> [Listing]
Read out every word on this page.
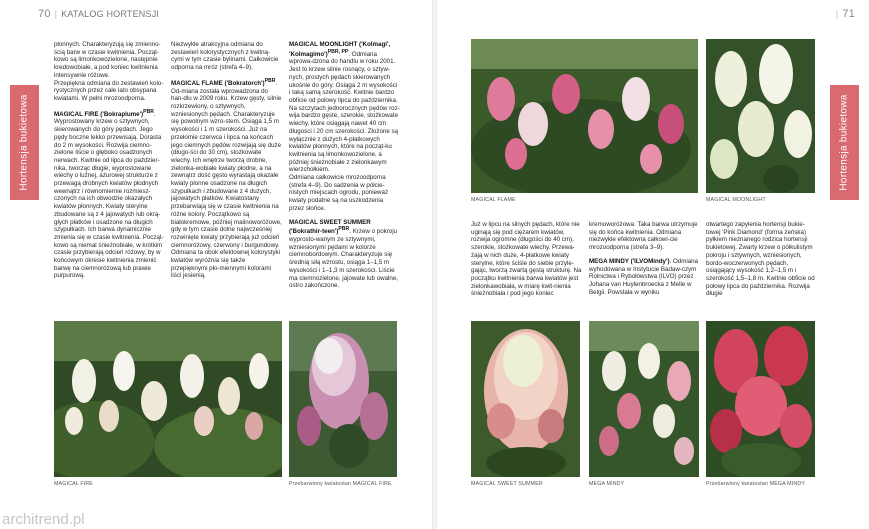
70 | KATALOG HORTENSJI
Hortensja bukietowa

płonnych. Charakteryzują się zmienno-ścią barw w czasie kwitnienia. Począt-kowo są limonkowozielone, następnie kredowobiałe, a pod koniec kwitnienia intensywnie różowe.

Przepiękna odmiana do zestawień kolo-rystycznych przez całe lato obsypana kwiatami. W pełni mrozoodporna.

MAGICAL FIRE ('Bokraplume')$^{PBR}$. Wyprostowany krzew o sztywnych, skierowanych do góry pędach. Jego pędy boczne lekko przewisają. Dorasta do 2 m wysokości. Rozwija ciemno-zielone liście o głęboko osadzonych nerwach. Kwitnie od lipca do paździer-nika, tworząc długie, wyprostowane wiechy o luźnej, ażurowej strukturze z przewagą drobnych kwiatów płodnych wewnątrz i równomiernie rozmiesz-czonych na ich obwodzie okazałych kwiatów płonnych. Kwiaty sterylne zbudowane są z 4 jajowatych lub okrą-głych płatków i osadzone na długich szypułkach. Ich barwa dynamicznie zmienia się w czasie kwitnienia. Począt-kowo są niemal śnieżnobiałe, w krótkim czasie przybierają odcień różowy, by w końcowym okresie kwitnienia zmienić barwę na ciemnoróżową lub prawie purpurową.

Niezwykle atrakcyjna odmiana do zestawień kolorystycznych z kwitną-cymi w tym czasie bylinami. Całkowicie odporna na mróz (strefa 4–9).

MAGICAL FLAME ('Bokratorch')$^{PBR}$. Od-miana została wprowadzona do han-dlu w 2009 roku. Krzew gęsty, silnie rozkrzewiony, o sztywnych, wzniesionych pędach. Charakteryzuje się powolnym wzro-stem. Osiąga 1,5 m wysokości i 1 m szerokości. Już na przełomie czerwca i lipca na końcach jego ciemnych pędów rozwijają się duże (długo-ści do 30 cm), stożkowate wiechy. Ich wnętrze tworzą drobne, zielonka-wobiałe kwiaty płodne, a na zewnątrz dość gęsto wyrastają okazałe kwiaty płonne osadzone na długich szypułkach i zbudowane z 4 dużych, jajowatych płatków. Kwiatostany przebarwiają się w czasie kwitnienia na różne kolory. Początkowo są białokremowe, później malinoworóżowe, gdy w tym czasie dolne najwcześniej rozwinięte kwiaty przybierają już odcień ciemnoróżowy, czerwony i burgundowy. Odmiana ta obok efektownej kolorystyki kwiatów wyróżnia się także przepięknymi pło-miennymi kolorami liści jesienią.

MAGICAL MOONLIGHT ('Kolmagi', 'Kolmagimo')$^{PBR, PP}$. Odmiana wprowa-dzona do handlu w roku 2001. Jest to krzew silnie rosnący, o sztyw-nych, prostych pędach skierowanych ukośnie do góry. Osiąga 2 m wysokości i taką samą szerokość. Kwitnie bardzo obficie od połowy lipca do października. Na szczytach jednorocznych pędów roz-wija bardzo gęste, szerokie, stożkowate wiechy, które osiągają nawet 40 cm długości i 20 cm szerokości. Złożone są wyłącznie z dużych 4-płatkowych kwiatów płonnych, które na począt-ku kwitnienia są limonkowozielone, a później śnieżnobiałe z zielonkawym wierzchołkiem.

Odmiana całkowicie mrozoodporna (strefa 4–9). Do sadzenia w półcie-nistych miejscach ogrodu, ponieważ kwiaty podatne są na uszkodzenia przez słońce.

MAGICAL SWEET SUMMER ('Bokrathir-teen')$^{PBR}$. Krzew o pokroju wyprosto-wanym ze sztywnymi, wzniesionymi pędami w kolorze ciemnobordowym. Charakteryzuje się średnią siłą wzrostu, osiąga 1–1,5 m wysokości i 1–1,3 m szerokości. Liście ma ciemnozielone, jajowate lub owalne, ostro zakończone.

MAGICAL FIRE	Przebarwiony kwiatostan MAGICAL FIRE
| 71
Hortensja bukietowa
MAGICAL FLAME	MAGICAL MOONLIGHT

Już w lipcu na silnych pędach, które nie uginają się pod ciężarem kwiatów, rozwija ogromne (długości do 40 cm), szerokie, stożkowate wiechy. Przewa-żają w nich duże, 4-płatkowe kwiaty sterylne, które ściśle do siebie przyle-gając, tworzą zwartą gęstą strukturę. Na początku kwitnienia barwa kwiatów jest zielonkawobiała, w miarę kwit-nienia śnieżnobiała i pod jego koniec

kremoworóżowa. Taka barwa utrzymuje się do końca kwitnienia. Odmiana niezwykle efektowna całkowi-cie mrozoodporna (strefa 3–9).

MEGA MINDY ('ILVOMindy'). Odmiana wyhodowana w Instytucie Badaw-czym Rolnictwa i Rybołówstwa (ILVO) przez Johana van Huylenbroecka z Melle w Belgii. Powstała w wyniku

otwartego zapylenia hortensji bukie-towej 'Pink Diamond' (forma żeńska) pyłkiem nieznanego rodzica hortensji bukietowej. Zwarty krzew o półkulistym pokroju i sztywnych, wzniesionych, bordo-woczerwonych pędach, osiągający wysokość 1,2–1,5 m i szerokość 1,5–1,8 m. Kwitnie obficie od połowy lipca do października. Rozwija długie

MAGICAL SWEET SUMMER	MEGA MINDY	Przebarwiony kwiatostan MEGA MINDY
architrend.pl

> [What is needed] Return each line with "SWEET".

> [Solution]
MAGICAL SWEET SUMMER ('Bokrathir-teen')$^{PBR}$. Krzew o pokroju wyprosto-wanym ze sztywnymi, wzniesionymi pędami w kolorze ciemnobordowym. Charakteryzuje się średnią siłą wzrostu, osiąga 1–1,5 m wysokości i 1–1,3 m szerokości. Liście ma ciemnozielone, jajowate lub owalne, ostro zakończone.
MAGICAL SWEET SUMMER	MEGA MINDY	Przebarwiony kwiatostan MEGA MINDY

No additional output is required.